JOB:
Copy out the lines that include the word "somente".

Dataset entries
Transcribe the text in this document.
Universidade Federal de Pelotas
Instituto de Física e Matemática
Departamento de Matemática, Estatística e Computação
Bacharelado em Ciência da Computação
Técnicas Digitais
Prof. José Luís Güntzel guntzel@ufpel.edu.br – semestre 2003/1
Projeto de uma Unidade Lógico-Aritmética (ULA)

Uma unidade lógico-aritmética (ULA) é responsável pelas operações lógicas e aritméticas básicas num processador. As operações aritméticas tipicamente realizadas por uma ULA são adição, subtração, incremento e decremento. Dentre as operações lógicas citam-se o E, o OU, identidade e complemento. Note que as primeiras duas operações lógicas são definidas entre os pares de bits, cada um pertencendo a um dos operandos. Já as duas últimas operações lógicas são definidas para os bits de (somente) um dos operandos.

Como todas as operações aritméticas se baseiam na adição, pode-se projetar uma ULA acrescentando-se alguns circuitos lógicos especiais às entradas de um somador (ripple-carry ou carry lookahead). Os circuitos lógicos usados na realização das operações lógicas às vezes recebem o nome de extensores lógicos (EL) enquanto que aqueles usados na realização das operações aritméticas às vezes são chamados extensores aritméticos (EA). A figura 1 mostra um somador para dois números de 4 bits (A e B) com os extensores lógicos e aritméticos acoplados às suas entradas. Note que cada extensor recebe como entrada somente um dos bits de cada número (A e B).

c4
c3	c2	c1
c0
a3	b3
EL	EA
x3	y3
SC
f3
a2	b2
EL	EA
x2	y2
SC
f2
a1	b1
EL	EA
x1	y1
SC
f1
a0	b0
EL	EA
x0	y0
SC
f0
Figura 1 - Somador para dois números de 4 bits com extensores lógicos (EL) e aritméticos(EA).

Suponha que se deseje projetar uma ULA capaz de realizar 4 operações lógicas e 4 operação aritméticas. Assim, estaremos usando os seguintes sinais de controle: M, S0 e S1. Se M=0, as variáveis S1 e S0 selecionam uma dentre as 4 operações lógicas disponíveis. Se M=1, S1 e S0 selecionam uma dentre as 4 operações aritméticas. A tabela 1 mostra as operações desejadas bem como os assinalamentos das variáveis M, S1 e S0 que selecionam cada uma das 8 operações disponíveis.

PROBLEM SOLUTION:
Uma unidade lógico-aritmética (ULA) é responsável pelas operações lógicas e aritméticas básicas num processador. As operações aritméticas tipicamente realizadas por uma ULA são adição, subtração, incremento e decremento. Dentre as operações lógicas citam-se o E, o OU, identidade e complemento. Note que as primeiras duas operações lógicas são definidas entre os pares de bits, cada um pertencendo a um dos operandos. Já as duas últimas operações lógicas são definidas para os bits de (somente) um dos operandos.
Como todas as operações aritméticas se baseiam na adição, pode-se projetar uma ULA acrescentando-se alguns circuitos lógicos especiais às entradas de um somador (ripple-carry ou carry lookahead). Os circuitos lógicos usados na realização das operações lógicas às vezes recebem o nome de extensores lógicos (EL) enquanto que aqueles usados na realização das operações aritméticas às vezes são chamados extensores aritméticos (EA). A figura 1 mostra um somador para dois números de 4 bits (A e B) com os extensores lógicos e aritméticos acoplados às suas entradas. Note que cada extensor recebe como entrada somente um dos bits de cada número (A e B).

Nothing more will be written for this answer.